Figure dataset records

========================================

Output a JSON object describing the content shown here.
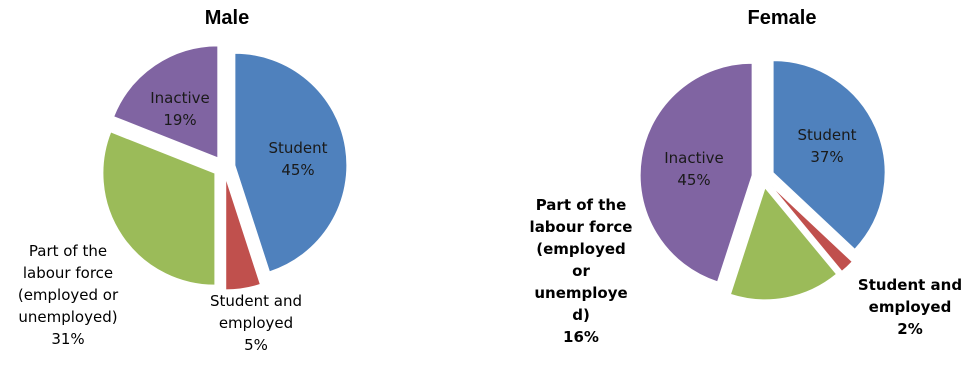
{
  "chart_data": [
    {
      "type": "pie",
      "title": "Male",
      "categories": [
        "Student",
        "Student and employed",
        "Part of the labour force (employed or unemployed)",
        "Inactive"
      ],
      "values": [
        45,
        5,
        31,
        19
      ],
      "labels": [
        {
          "lines": [
            "Student",
            "45%"
          ],
          "inside": true
        },
        {
          "lines": [
            "Student and",
            "employed",
            "5%"
          ],
          "inside": false
        },
        {
          "lines": [
            "Part of the",
            "labour force",
            "(employed or",
            "unemployed)",
            "31%"
          ],
          "inside": false
        },
        {
          "lines": [
            "Inactive",
            "19%"
          ],
          "inside": true
        }
      ],
      "colors": [
        "#4F81BD",
        "#C0504D",
        "#9BBB59",
        "#8064A2"
      ],
      "exploded": "all slices"
    },
    {
      "type": "pie",
      "title": "Female",
      "categories": [
        "Student",
        "Student and employed",
        "Part of the labour force (employed or unemployed)",
        "Inactive"
      ],
      "values": [
        37,
        2,
        16,
        45
      ],
      "labels": [
        {
          "lines": [
            "Student",
            "37%"
          ],
          "inside": true
        },
        {
          "lines": [
            "Student and",
            "employed",
            "2%"
          ],
          "inside": false
        },
        {
          "lines": [
            "Part of the",
            "labour force",
            "(employed",
            "or",
            "unemploye",
            "d)",
            "16%"
          ],
          "inside": false
        },
        {
          "lines": [
            "Inactive",
            "45%"
          ],
          "inside": true
        }
      ],
      "colors": [
        "#4F81BD",
        "#C0504D",
        "#9BBB59",
        "#8064A2"
      ],
      "exploded": "all slices"
    }
  ]
}
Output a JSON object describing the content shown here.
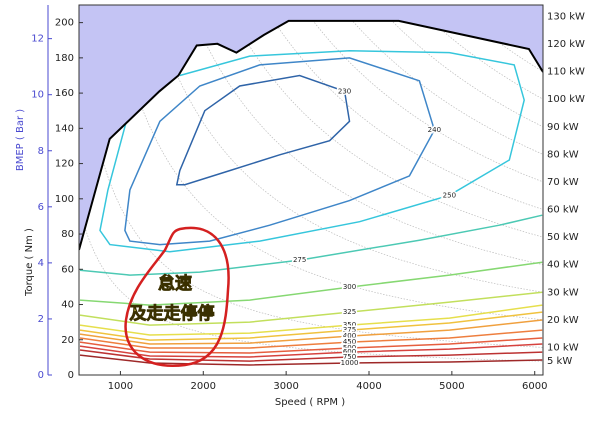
{
  "chart_data": {
    "type": "contour",
    "x_label": "Speed ( RPM )",
    "y_label": "Torque ( Nm )",
    "y2_label": "BMEP ( Bar )",
    "xlim": [
      500,
      6100
    ],
    "xticks": [
      1000,
      2000,
      3000,
      4000,
      5000,
      6000
    ],
    "ylim": [
      0,
      210
    ],
    "yticks": [
      0,
      20,
      40,
      60,
      80,
      100,
      120,
      140,
      160,
      180,
      200
    ],
    "y2lim": [
      0,
      13.2
    ],
    "y2ticks": [
      0,
      2,
      4,
      6,
      8,
      10,
      12
    ],
    "y2_color": "#4a4ad0",
    "max_torque": {
      "color": "#000000",
      "fill": "#c4c4f4",
      "x": [
        500,
        870,
        1470,
        1700,
        1920,
        2170,
        2400,
        2730,
        3030,
        4360,
        5930,
        6100
      ],
      "y": [
        71,
        134,
        161,
        170,
        187,
        188,
        183,
        193,
        201,
        201,
        185,
        172
      ]
    },
    "power_lines": [
      {
        "value": 5,
        "label": "5 kW"
      },
      {
        "value": 10,
        "label": "10 kW"
      },
      {
        "value": 20,
        "label": "20 kW"
      },
      {
        "value": 30,
        "label": "30 kW"
      },
      {
        "value": 40,
        "label": "40 kW"
      },
      {
        "value": 50,
        "label": "50 kW"
      },
      {
        "value": 60,
        "label": "60 kW"
      },
      {
        "value": 70,
        "label": "70 kW"
      },
      {
        "value": 80,
        "label": "80 kW"
      },
      {
        "value": 90,
        "label": "90 kW"
      },
      {
        "value": 100,
        "label": "100 kW"
      },
      {
        "value": 110,
        "label": "110 kW"
      },
      {
        "value": 120,
        "label": "120 kW"
      },
      {
        "value": 130,
        "label": "130 kW"
      }
    ],
    "contours": [
      {
        "level": 230,
        "color": "#2f64a8",
        "closed": true,
        "x": [
          1680,
          1717,
          2018,
          2440,
          3163,
          3705,
          3765,
          3524,
          2922,
          2319,
          1777
        ],
        "y": [
          108,
          116,
          150,
          164,
          170,
          161,
          144,
          133,
          125,
          116,
          108
        ]
      },
      {
        "level": 240,
        "color": "#3f86c8",
        "closed": true,
        "x": [
          1054,
          1114,
          1476,
          1958,
          2681,
          3765,
          4608,
          4789,
          4488,
          3765,
          2801,
          2078,
          1476,
          1114
        ],
        "y": [
          82,
          105,
          144,
          164,
          176,
          180,
          167,
          139,
          113,
          99,
          85,
          76,
          74,
          76
        ]
      },
      {
        "level": 250,
        "color": "#36c6dc",
        "closed": false,
        "x": [
          1066,
          849,
          753,
          873,
          1596,
          2681,
          3886,
          4970,
          5693,
          5873,
          5753,
          4970,
          3765,
          2560,
          1717
        ],
        "y": [
          143,
          105,
          82,
          74,
          70,
          76,
          87,
          102,
          122,
          156,
          176,
          183,
          184,
          181,
          170
        ]
      },
      {
        "level": 275,
        "color": "#4cc9b4",
        "closed": false,
        "x": [
          512,
          1114,
          1958,
          3163,
          4608,
          5572,
          6090
        ],
        "y": [
          59.5,
          56.7,
          58.4,
          65.2,
          76.5,
          85,
          90.7
        ]
      },
      {
        "level": 300,
        "color": "#86d872",
        "closed": false,
        "x": [
          512,
          1355,
          2560,
          3765,
          4970,
          6090
        ],
        "y": [
          42.5,
          39.7,
          42.5,
          49.9,
          56.7,
          64
        ]
      },
      {
        "level": 325,
        "color": "#c2df5c",
        "closed": false,
        "x": [
          512,
          1355,
          2560,
          3765,
          4970,
          6090
        ],
        "y": [
          34,
          28.3,
          30,
          35.7,
          41.4,
          47
        ]
      },
      {
        "level": 350,
        "color": "#e6df4c",
        "closed": false,
        "x": [
          512,
          1355,
          2560,
          3765,
          4970,
          6090
        ],
        "y": [
          28.3,
          22.7,
          23.8,
          28.3,
          32.3,
          39.7
        ]
      },
      {
        "level": 375,
        "color": "#f0c23e",
        "closed": false,
        "x": [
          512,
          1355,
          2560,
          3765,
          4970,
          6090
        ],
        "y": [
          25.5,
          19.8,
          21.0,
          25.5,
          29.5,
          35.7
        ]
      },
      {
        "level": 400,
        "color": "#f0a03e",
        "closed": false,
        "x": [
          512,
          1355,
          2560,
          3765,
          4970,
          6090
        ],
        "y": [
          23.2,
          17.6,
          18.1,
          22.1,
          25.5,
          31.2
        ]
      },
      {
        "level": 450,
        "color": "#ee7e3e",
        "closed": false,
        "x": [
          512,
          1355,
          2560,
          3765,
          4970,
          6090
        ],
        "y": [
          21.0,
          15.3,
          15.3,
          18.7,
          21.0,
          25.5
        ]
      },
      {
        "level": 500,
        "color": "#e65e3e",
        "closed": false,
        "x": [
          512,
          1355,
          2560,
          3765,
          4970,
          6090
        ],
        "y": [
          18.7,
          13.0,
          12.5,
          15.3,
          17.6,
          21.0
        ]
      },
      {
        "level": 600,
        "color": "#d6423e",
        "closed": false,
        "x": [
          512,
          1355,
          2560,
          3765,
          4970,
          6090
        ],
        "y": [
          16.4,
          10.8,
          10.2,
          13.0,
          14.7,
          17.6
        ]
      },
      {
        "level": 750,
        "color": "#bc3232",
        "closed": false,
        "x": [
          512,
          1355,
          2560,
          3765,
          4970,
          6090
        ],
        "y": [
          14.2,
          9.1,
          7.9,
          10.2,
          11.3,
          13.0
        ]
      },
      {
        "level": 1000,
        "color": "#9e2828",
        "closed": false,
        "x": [
          512,
          1355,
          2560,
          3765,
          4970,
          6090
        ],
        "y": [
          11.3,
          6.8,
          5.7,
          6.8,
          7.4,
          8.5
        ]
      }
    ],
    "annotation": {
      "lines": [
        "怠速",
        "及走走停停"
      ],
      "color": "#d42020"
    }
  }
}
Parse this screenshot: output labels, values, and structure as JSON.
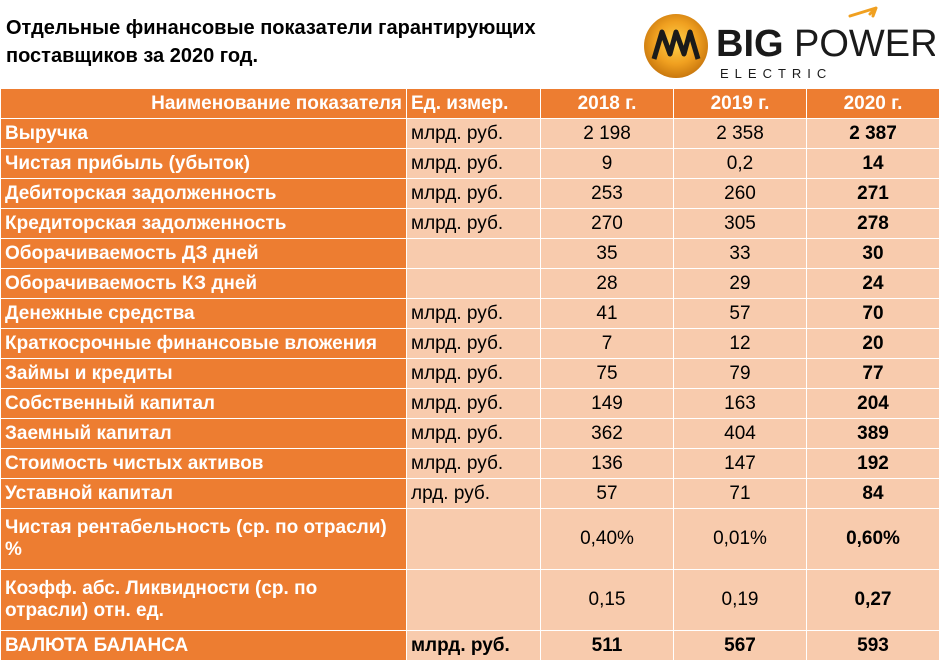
{
  "title": "Отдельные финансовые показатели гарантирующих поставщиков за 2020 год.",
  "logo": {
    "big": "BIG",
    "power": "POWER",
    "electric": "ELECTRIC"
  },
  "table": {
    "headers": [
      "Наименование показателя",
      "Ед. измер.",
      "2018 г.",
      "2019 г.",
      "2020 г."
    ],
    "rows": [
      {
        "name": "Выручка",
        "unit": "млрд. руб.",
        "v2018": "2 198",
        "v2019": "2 358",
        "v2020": "2 387"
      },
      {
        "name": "Чистая прибыль (убыток)",
        "unit": "млрд. руб.",
        "v2018": "9",
        "v2019": "0,2",
        "v2020": "14"
      },
      {
        "name": "Дебиторская задолженность",
        "unit": "млрд. руб.",
        "v2018": "253",
        "v2019": "260",
        "v2020": "271"
      },
      {
        "name": "Кредиторская задолженность",
        "unit": "млрд. руб.",
        "v2018": "270",
        "v2019": "305",
        "v2020": "278"
      },
      {
        "name": "Оборачиваемость ДЗ дней",
        "unit": "",
        "v2018": "35",
        "v2019": "33",
        "v2020": "30"
      },
      {
        "name": "Оборачиваемость КЗ дней",
        "unit": "",
        "v2018": "28",
        "v2019": "29",
        "v2020": "24"
      },
      {
        "name": "Денежные средства",
        "unit": "млрд. руб.",
        "v2018": "41",
        "v2019": "57",
        "v2020": "70"
      },
      {
        "name": "Краткосрочные финансовые вложения",
        "unit": "млрд. руб.",
        "v2018": "7",
        "v2019": "12",
        "v2020": "20"
      },
      {
        "name": "Займы и кредиты",
        "unit": "млрд. руб.",
        "v2018": "75",
        "v2019": "79",
        "v2020": "77"
      },
      {
        "name": "Собственный капитал",
        "unit": "млрд. руб.",
        "v2018": "149",
        "v2019": "163",
        "v2020": "204"
      },
      {
        "name": "Заемный капитал",
        "unit": "млрд. руб.",
        "v2018": "362",
        "v2019": "404",
        "v2020": "389"
      },
      {
        "name": "Стоимость чистых активов",
        "unit": "млрд. руб.",
        "v2018": "136",
        "v2019": "147",
        "v2020": "192"
      },
      {
        "name": "Уставной капитал",
        "unit": "лрд. руб.",
        "v2018": "57",
        "v2019": "71",
        "v2020": "84"
      },
      {
        "name": "Чистая рентабельность (ср. по отрасли) %",
        "unit": "",
        "v2018": "0,40%",
        "v2019": "0,01%",
        "v2020": "0,60%"
      },
      {
        "name": "Коэфф. абс. Ликвидности (ср. по отрасли) отн. ед.",
        "unit": "",
        "v2018": "0,15",
        "v2019": "0,19",
        "v2020": "0,27"
      },
      {
        "name": "ВАЛЮТА БАЛАНСА",
        "unit": "млрд. руб.",
        "v2018": "511",
        "v2019": "567",
        "v2020": "593"
      }
    ]
  },
  "colors": {
    "accent": "#ed7d31",
    "light": "#f8cbad",
    "logo_dark": "#1a1a1a",
    "logo_gold": "#f0a020"
  }
}
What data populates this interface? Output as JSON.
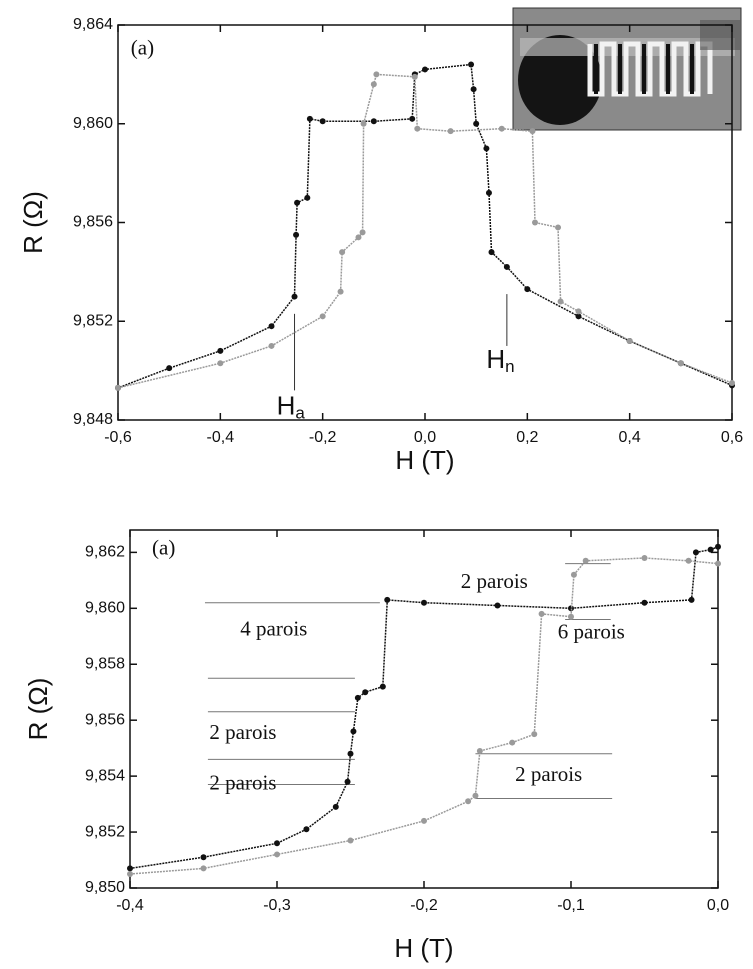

========================================

__Problem statement__:
Select all lines in the listing that include the word "финансовые".

__Finished task__:
  "title": "Отдельные финансовые показатели гарантирующих поставщиков за 2020 год.",
        "name": "Краткосрочные финансовые вложения",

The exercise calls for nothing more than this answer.